** EXERCISE REQUIREMENTS **
Count the lines below that contain "this". Give only the number.

>> BEGIN

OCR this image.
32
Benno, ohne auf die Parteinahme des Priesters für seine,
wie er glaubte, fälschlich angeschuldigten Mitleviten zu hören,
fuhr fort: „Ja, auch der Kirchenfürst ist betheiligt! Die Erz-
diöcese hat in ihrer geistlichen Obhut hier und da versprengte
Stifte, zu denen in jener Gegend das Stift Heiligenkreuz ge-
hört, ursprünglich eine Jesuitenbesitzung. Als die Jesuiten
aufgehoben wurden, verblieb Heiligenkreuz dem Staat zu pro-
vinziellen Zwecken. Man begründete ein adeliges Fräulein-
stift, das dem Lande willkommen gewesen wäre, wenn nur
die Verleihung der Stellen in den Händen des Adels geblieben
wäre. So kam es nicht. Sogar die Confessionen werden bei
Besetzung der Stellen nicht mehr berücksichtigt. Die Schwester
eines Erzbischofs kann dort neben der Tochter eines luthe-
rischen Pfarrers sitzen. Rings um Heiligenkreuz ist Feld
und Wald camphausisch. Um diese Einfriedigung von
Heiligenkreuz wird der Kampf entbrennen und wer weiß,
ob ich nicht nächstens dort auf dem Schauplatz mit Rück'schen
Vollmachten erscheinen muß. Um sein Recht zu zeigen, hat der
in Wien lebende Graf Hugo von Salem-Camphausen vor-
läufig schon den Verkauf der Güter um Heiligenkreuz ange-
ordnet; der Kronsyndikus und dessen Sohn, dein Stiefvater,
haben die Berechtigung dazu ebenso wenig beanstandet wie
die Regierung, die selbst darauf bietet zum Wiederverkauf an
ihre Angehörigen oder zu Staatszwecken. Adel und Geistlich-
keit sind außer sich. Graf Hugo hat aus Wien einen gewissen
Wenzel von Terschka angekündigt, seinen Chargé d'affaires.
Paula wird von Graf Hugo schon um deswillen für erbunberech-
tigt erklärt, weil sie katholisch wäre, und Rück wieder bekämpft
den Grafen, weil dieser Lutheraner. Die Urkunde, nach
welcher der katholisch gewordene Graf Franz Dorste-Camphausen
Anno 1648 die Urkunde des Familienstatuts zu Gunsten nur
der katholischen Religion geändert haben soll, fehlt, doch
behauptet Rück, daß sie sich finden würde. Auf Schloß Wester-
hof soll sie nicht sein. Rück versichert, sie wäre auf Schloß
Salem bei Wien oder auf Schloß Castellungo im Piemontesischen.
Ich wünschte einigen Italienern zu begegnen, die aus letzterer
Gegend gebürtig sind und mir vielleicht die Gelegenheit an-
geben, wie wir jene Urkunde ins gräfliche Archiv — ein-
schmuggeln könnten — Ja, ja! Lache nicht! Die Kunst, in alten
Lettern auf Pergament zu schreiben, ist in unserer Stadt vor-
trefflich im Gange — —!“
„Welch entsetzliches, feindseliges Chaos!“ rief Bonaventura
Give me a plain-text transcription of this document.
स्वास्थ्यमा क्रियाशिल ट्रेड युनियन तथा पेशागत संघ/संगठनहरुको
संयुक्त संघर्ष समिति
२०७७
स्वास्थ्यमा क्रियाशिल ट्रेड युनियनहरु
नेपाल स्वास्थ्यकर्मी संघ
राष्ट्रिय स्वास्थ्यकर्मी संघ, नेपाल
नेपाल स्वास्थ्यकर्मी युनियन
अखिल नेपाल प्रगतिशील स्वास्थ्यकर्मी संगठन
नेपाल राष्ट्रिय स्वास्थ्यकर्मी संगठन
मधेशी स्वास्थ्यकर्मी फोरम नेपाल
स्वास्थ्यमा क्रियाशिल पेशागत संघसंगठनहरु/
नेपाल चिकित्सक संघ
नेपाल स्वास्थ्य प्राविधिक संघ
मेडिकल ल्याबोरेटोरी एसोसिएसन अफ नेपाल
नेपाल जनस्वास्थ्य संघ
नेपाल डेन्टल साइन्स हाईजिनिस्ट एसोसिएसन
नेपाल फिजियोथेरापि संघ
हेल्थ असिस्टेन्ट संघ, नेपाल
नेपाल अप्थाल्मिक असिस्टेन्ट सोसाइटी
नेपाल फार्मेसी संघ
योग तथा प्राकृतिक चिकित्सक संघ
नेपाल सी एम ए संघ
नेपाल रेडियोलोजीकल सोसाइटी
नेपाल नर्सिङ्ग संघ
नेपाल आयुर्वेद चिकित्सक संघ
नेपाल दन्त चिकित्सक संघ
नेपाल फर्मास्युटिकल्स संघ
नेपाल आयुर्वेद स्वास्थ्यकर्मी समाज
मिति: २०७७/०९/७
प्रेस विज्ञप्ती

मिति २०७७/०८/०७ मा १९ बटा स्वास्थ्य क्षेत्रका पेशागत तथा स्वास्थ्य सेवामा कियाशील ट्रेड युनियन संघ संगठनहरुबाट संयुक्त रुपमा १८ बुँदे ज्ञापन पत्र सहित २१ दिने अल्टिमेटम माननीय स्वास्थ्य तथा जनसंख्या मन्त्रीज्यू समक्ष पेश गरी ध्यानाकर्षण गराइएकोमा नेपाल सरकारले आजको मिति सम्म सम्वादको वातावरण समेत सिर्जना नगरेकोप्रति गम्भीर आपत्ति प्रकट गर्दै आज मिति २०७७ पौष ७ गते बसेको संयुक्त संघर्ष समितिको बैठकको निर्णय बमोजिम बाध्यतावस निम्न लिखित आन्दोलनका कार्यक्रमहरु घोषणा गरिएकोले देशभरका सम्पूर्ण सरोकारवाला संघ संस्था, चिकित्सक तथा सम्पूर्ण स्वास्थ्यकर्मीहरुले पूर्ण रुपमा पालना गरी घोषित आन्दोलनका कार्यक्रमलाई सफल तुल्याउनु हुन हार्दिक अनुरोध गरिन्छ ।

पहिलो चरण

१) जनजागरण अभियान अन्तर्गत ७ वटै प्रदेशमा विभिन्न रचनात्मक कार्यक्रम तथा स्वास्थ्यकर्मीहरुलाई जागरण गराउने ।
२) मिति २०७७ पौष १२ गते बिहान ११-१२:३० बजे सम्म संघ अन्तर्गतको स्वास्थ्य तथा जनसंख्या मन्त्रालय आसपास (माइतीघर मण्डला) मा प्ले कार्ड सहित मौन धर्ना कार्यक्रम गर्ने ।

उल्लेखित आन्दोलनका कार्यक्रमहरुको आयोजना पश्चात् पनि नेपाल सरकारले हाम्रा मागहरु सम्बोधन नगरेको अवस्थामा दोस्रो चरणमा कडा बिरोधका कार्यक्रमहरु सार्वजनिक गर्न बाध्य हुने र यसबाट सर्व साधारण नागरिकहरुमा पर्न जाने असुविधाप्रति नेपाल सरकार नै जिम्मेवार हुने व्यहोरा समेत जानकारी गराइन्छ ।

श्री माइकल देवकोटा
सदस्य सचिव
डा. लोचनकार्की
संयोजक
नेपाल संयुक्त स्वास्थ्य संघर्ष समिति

>> END

** TASK RESULT **
2